Determine how many lines below hold the string "content". Reply with the number alone.

Records that describe figures
▶
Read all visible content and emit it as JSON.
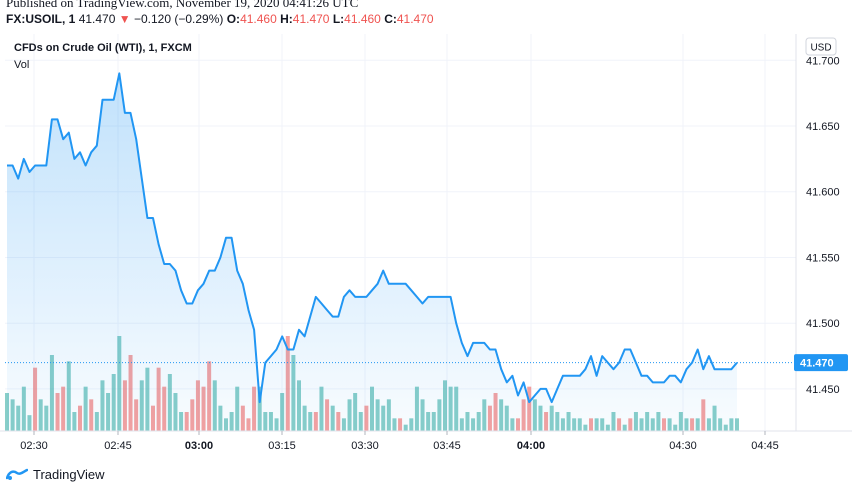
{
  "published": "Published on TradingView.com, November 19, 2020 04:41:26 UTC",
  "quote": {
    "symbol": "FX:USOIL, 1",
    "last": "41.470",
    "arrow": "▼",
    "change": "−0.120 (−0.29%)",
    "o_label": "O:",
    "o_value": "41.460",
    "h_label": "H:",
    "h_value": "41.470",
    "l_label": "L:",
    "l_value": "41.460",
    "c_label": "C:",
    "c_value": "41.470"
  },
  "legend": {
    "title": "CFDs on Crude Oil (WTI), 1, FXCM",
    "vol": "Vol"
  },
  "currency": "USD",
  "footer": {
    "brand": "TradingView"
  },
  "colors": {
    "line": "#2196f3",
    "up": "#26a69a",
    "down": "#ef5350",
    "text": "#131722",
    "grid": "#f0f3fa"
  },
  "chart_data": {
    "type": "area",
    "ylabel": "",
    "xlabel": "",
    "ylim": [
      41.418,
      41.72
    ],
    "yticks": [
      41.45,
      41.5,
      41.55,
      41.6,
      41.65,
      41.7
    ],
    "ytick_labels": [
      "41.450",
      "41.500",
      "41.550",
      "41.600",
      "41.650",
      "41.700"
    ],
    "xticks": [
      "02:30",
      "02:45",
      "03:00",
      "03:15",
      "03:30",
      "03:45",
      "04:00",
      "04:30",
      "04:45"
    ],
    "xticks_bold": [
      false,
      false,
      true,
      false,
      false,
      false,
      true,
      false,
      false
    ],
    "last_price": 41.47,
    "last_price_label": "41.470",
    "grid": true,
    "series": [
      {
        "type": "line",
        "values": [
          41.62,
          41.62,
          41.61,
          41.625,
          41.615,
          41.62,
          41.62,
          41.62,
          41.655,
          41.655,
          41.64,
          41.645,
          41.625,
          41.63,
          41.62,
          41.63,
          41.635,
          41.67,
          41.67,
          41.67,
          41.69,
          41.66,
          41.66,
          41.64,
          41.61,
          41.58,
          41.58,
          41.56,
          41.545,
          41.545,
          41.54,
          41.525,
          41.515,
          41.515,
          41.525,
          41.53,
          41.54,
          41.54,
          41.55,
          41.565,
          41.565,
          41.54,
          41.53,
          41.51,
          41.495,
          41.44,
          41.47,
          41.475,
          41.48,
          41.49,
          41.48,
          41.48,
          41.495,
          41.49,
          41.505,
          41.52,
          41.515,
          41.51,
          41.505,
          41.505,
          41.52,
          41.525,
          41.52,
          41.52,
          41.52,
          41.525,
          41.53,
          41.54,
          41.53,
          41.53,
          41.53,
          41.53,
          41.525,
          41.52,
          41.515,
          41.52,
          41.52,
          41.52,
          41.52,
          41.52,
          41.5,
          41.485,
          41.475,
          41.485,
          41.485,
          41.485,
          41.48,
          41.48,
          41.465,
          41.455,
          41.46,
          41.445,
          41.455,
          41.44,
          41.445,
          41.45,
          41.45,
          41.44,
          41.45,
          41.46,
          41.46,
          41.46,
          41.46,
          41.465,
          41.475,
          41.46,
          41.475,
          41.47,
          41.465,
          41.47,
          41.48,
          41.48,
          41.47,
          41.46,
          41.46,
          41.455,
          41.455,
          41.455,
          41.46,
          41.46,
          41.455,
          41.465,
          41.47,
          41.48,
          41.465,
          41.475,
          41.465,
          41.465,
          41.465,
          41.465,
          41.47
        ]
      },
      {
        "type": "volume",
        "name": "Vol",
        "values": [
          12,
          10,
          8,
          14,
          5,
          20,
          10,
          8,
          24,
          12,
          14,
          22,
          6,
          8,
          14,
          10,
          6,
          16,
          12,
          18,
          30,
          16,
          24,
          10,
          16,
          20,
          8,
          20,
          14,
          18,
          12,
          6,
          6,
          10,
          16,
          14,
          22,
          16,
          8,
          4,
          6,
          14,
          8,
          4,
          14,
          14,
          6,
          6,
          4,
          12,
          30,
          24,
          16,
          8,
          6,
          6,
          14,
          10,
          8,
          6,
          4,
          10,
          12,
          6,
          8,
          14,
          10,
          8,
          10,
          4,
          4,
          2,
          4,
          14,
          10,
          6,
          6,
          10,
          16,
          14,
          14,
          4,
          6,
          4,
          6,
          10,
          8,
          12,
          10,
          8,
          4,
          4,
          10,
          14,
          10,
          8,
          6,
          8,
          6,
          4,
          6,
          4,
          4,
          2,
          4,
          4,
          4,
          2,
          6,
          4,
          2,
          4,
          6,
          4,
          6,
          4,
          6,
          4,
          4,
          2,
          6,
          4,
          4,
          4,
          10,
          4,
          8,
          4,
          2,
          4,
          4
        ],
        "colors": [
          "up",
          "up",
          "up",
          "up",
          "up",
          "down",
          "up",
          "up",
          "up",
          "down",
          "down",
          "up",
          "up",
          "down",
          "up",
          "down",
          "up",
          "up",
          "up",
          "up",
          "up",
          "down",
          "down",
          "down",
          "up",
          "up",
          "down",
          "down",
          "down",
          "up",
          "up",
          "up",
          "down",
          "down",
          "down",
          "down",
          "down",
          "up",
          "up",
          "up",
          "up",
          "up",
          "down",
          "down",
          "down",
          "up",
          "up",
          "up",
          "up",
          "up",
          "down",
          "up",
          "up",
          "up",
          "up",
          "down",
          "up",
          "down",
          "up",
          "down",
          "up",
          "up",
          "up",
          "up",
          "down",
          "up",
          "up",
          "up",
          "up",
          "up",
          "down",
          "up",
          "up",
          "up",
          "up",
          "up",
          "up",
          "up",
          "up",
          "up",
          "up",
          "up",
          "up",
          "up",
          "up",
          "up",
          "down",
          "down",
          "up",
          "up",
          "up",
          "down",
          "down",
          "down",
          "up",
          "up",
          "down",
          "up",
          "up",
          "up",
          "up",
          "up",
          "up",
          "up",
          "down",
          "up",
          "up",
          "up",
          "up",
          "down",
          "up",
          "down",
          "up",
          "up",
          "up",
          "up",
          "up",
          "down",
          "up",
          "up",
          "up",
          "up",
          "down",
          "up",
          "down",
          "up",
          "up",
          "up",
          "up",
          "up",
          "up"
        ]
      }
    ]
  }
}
◀
▶
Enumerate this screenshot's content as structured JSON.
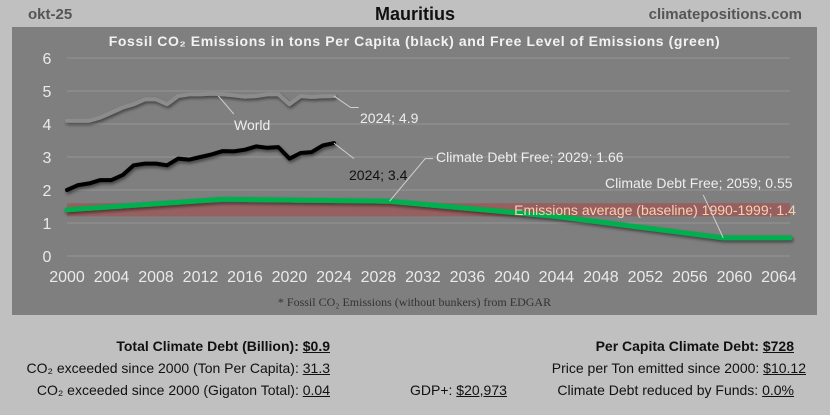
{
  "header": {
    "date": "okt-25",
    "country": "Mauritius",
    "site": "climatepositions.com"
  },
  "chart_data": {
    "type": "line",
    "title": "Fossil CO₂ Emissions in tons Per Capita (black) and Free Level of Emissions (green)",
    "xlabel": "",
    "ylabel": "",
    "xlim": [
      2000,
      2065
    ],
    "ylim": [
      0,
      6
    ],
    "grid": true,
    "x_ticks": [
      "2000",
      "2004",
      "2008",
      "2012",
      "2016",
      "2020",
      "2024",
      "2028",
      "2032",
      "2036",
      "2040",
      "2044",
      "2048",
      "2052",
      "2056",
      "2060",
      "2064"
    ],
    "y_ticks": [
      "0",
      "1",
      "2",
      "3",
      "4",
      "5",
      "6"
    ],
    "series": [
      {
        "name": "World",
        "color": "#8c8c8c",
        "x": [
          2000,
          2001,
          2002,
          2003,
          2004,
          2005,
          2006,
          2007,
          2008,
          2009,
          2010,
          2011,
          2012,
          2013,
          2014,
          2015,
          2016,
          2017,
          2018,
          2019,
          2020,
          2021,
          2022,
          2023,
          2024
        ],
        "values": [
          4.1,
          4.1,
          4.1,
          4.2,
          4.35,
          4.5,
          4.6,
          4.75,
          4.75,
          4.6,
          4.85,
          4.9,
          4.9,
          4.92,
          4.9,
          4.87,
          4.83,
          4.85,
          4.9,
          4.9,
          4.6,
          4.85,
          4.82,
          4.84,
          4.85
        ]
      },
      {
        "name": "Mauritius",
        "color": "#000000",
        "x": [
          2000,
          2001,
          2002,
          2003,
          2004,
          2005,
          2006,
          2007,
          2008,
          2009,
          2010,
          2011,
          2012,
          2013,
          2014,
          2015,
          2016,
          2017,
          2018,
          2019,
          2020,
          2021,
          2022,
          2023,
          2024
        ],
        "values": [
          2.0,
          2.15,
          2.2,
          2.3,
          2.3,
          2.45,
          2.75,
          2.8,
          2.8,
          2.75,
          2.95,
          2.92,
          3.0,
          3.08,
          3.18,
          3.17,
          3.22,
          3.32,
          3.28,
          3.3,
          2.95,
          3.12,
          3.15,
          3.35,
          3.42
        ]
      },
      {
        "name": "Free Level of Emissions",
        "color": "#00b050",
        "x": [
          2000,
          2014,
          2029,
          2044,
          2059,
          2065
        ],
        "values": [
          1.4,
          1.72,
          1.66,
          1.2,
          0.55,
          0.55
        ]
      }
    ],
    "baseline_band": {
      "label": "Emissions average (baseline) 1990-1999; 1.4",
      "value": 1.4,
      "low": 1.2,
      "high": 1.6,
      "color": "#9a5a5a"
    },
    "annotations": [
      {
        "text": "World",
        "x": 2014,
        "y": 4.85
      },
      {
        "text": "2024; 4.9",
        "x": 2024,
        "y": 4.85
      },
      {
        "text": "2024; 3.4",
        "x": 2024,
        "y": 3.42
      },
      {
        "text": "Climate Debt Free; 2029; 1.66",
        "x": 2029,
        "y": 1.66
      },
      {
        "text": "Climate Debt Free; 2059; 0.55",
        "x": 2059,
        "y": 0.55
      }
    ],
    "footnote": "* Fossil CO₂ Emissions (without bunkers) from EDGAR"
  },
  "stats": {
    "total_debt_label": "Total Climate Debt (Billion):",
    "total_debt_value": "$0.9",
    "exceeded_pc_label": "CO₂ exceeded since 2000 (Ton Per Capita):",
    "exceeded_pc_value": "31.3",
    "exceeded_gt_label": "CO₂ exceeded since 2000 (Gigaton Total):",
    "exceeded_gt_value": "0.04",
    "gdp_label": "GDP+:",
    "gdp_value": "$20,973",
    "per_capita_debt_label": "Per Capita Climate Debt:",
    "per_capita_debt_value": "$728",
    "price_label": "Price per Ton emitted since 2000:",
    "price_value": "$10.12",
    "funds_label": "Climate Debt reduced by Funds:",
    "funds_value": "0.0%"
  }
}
◀
OUTPUT OF THE EXERCISE
2